Written instruction: Copy out the listing that follows, exactly, without its pictures.

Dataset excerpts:
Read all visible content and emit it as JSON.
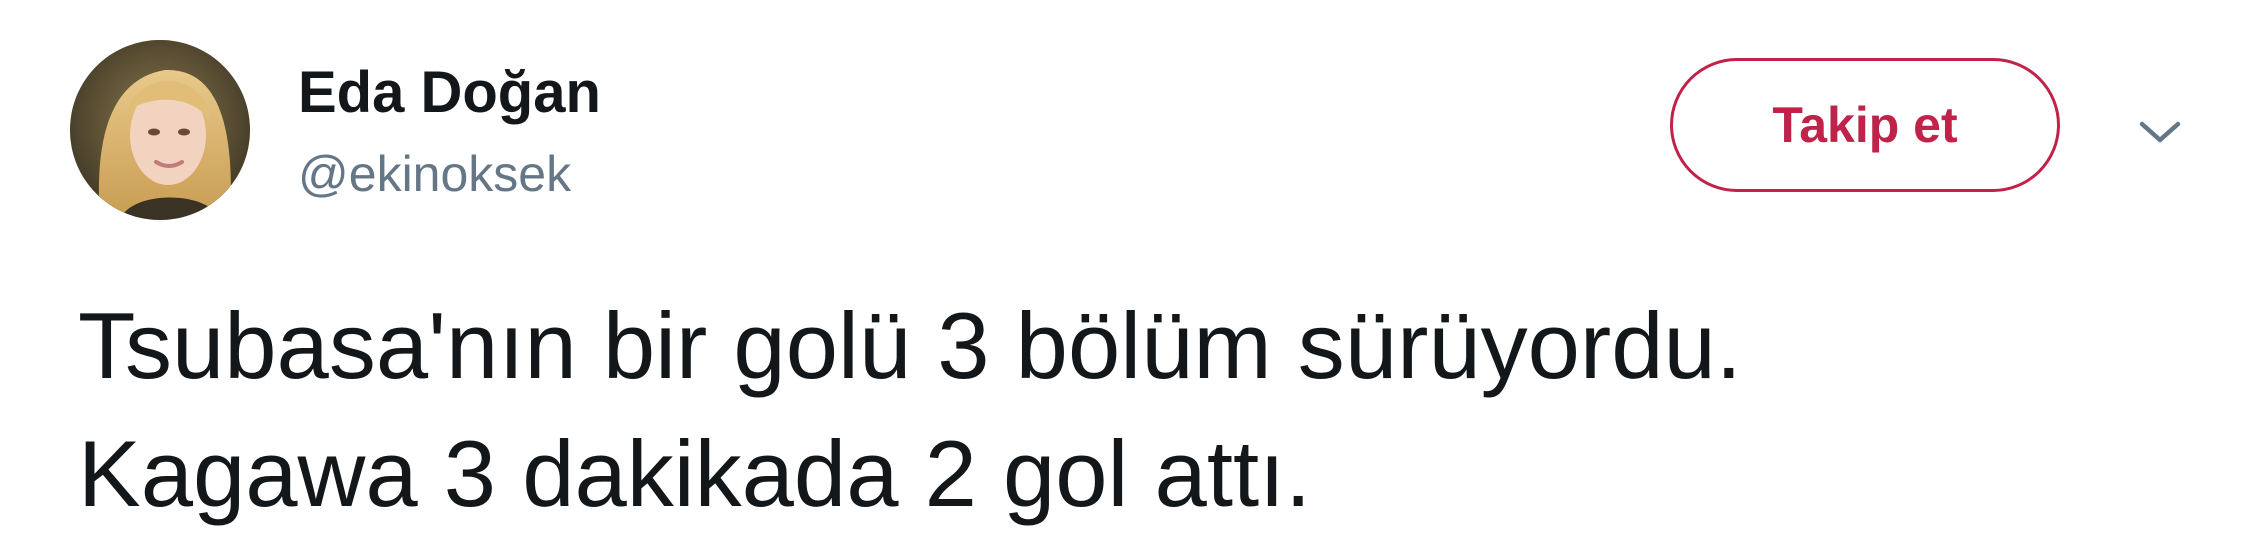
{
  "author": {
    "display_name": "Eda Doğan",
    "handle": "@ekinoksek"
  },
  "actions": {
    "follow_label": "Takip et",
    "more_icon": "chevron-down-icon"
  },
  "tweet": {
    "lines": [
      "Tsubasa'nın bir golü 3 bölüm sürüyordu.",
      "Kagawa 3 dakikada 2 gol attı."
    ]
  },
  "colors": {
    "accent": "#c0224a",
    "text": "#14171a",
    "secondary_text": "#657786",
    "caret": "#657786"
  }
}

Exercise response:
Read all visible content and emit it as JSON.
{
  "author": {
    "display_name": "Eda Doğan",
    "handle": "@ekinoksek"
  },
  "actions": {
    "follow_label": "Takip et",
    "more_icon": "chevron-down-icon"
  },
  "tweet": {
    "lines": [
      "Tsubasa'nın bir golü 3 bölüm sürüyordu.",
      "Kagawa 3 dakikada 2 gol attı."
    ]
  },
  "colors": {
    "accent": "#c0224a",
    "text": "#14171a",
    "secondary_text": "#657786",
    "caret": "#657786"
  }
}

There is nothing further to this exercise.